§ STATED GOAL:
Copy out every line exactly as given.

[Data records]
--- Start ---
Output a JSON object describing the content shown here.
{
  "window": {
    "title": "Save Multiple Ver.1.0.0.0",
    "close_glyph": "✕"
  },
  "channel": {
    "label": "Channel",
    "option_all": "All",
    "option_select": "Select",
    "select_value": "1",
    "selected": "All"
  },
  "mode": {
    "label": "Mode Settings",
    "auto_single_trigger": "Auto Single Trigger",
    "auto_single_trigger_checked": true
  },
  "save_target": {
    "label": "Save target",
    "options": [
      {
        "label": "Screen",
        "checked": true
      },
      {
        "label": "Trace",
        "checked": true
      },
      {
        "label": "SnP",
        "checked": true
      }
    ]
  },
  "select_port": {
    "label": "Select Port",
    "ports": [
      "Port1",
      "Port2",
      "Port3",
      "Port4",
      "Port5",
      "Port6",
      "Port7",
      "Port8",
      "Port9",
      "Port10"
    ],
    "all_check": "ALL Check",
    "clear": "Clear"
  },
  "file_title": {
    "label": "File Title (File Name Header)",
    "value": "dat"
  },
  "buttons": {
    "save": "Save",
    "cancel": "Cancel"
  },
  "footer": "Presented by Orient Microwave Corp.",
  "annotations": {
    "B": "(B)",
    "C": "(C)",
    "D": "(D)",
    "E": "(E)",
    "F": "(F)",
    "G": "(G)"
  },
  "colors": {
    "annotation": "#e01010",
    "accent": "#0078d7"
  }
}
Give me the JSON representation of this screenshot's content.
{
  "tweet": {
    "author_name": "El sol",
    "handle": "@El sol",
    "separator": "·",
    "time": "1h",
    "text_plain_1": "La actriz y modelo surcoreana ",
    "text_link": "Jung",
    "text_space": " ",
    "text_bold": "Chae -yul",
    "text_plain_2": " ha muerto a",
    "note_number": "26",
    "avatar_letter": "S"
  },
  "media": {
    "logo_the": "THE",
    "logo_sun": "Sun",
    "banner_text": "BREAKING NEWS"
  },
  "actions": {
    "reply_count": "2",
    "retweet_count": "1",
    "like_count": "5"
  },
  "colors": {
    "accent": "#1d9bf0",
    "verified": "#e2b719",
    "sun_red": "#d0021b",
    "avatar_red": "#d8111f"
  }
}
--- End ---
§ IN RESPONSE:
Output a JSON object describing the content shown here.
{
  "window": {
    "title": "Save Multiple Ver.1.0.0.0",
    "close_glyph": "✕"
  },
  "channel": {
    "label": "Channel",
    "option_all": "All",
    "option_select": "Select",
    "select_value": "1",
    "selected": "All"
  },
  "mode": {
    "label": "Mode Settings",
    "auto_single_trigger": "Auto Single Trigger",
    "auto_single_trigger_checked": true
  },
  "save_target": {
    "label": "Save target",
    "options": [
      {
        "label": "Screen",
        "checked": true
      },
      {
        "label": "Trace",
        "checked": true
      },
      {
        "label": "SnP",
        "checked": true
      }
    ]
  },
  "select_port": {
    "label": "Select Port",
    "ports": [
      "Port1",
      "Port2",
      "Port3",
      "Port4",
      "Port5",
      "Port6",
      "Port7",
      "Port8",
      "Port9",
      "Port10"
    ],
    "all_check": "ALL Check",
    "clear": "Clear"
  },
  "file_title": {
    "label": "File Title (File Name Header)",
    "value": "dat"
  },
  "buttons": {
    "save": "Save",
    "cancel": "Cancel"
  },
  "footer": "Presented by Orient Microwave Corp.",
  "annotations": {
    "B": "(B)",
    "C": "(C)",
    "D": "(D)",
    "E": "(E)",
    "F": "(F)",
    "G": "(G)"
  },
  "colors": {
    "annotation": "#e01010",
    "accent": "#0078d7"
  }
}
Give me the JSON representation of this screenshot's content.
{
  "tweet": {
    "author_name": "El sol",
    "handle": "@El sol",
    "separator": "·",
    "time": "1h",
    "text_plain_1": "La actriz y modelo surcoreana ",
    "text_link": "Jung",
    "text_space": " ",
    "text_bold": "Chae -yul",
    "text_plain_2": " ha muerto a",
    "note_number": "26",
    "avatar_letter": "S"
  },
  "media": {
    "logo_the": "THE",
    "logo_sun": "Sun",
    "banner_text": "BREAKING NEWS"
  },
  "actions": {
    "reply_count": "2",
    "retweet_count": "1",
    "like_count": "5"
  },
  "colors": {
    "accent": "#1d9bf0",
    "verified": "#e2b719",
    "sun_red": "#d0021b",
    "avatar_red": "#d8111f"
  }
}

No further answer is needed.